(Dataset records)
◆ ◆ ◆
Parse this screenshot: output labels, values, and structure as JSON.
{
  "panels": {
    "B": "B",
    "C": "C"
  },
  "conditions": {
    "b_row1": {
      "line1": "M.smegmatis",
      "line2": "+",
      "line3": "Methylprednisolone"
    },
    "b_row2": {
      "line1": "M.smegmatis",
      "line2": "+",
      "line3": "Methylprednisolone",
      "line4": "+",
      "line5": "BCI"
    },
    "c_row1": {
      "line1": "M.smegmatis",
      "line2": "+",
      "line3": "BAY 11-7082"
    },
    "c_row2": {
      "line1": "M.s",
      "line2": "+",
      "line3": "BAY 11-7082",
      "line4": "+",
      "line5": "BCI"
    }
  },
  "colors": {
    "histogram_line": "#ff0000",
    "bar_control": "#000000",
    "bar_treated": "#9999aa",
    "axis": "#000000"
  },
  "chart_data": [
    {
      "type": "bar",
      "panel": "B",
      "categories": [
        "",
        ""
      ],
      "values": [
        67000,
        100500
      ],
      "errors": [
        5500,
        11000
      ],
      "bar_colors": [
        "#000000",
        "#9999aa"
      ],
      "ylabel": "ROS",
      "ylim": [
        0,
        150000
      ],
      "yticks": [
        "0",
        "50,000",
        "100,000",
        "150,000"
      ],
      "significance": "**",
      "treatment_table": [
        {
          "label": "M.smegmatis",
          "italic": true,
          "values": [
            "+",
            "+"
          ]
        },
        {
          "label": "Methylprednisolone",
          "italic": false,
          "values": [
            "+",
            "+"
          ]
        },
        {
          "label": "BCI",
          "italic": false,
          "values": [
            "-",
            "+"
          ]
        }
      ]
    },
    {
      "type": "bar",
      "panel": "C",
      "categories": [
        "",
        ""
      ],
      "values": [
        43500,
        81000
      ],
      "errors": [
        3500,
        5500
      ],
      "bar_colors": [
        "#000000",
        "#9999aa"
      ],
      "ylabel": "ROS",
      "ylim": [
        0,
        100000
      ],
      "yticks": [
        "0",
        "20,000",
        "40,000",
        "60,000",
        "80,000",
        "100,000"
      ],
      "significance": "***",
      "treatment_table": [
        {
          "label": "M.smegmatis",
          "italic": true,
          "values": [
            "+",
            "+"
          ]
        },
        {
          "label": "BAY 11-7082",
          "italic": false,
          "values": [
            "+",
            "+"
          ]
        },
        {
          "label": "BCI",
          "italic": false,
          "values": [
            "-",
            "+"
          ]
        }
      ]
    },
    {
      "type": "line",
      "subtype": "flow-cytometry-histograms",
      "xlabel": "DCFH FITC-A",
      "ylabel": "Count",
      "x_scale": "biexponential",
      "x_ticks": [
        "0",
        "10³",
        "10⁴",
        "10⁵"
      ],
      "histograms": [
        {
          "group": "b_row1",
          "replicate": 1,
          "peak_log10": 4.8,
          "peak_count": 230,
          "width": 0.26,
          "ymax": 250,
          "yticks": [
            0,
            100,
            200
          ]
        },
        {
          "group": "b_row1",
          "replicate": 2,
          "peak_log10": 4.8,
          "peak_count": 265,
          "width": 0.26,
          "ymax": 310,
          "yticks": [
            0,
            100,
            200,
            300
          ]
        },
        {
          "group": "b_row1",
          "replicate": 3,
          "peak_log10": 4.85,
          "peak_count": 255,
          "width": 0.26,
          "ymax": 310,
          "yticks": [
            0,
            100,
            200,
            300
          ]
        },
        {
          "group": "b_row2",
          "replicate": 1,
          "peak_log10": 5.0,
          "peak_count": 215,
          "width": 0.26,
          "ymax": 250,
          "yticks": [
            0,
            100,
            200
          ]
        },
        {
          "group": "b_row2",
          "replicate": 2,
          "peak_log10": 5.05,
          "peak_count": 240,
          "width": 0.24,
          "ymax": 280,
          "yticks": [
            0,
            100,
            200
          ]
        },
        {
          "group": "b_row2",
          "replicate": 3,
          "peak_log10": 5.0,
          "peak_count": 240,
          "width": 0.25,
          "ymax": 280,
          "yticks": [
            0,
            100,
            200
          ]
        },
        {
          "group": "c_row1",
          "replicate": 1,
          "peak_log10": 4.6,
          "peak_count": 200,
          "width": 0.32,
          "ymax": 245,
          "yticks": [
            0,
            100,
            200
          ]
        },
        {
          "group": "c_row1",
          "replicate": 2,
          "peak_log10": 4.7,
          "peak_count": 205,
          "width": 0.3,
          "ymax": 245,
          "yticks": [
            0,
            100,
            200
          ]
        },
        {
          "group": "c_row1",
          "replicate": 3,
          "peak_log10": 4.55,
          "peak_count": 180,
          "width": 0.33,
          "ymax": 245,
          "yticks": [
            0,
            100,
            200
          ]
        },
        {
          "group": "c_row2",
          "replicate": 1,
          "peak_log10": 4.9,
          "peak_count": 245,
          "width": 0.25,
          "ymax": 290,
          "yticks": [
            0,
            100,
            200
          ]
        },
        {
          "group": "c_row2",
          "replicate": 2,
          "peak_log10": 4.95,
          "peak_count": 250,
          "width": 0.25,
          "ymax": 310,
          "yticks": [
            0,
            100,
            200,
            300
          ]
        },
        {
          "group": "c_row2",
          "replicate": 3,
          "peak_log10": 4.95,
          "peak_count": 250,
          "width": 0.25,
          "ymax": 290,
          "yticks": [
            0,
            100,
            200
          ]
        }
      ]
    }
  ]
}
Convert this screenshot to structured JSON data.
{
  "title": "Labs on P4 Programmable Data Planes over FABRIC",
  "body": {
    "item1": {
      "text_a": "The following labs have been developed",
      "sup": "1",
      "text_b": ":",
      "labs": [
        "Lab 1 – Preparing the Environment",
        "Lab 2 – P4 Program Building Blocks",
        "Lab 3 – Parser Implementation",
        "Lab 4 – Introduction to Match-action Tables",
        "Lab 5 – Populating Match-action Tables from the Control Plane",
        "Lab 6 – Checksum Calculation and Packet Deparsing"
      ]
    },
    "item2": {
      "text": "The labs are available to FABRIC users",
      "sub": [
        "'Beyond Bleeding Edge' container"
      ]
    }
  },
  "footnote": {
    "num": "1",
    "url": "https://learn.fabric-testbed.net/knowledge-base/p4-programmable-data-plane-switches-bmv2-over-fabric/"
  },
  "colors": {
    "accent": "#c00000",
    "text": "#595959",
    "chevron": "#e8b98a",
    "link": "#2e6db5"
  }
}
◆ ◆ ◆
### Short exercise
Scan the listing above. Gather each line that contains the word "Match".

### Expected output
        "Lab 4 – Introduction to Match-action Tables",
        "Lab 5 – Populating Match-action Tables from the Control Plane",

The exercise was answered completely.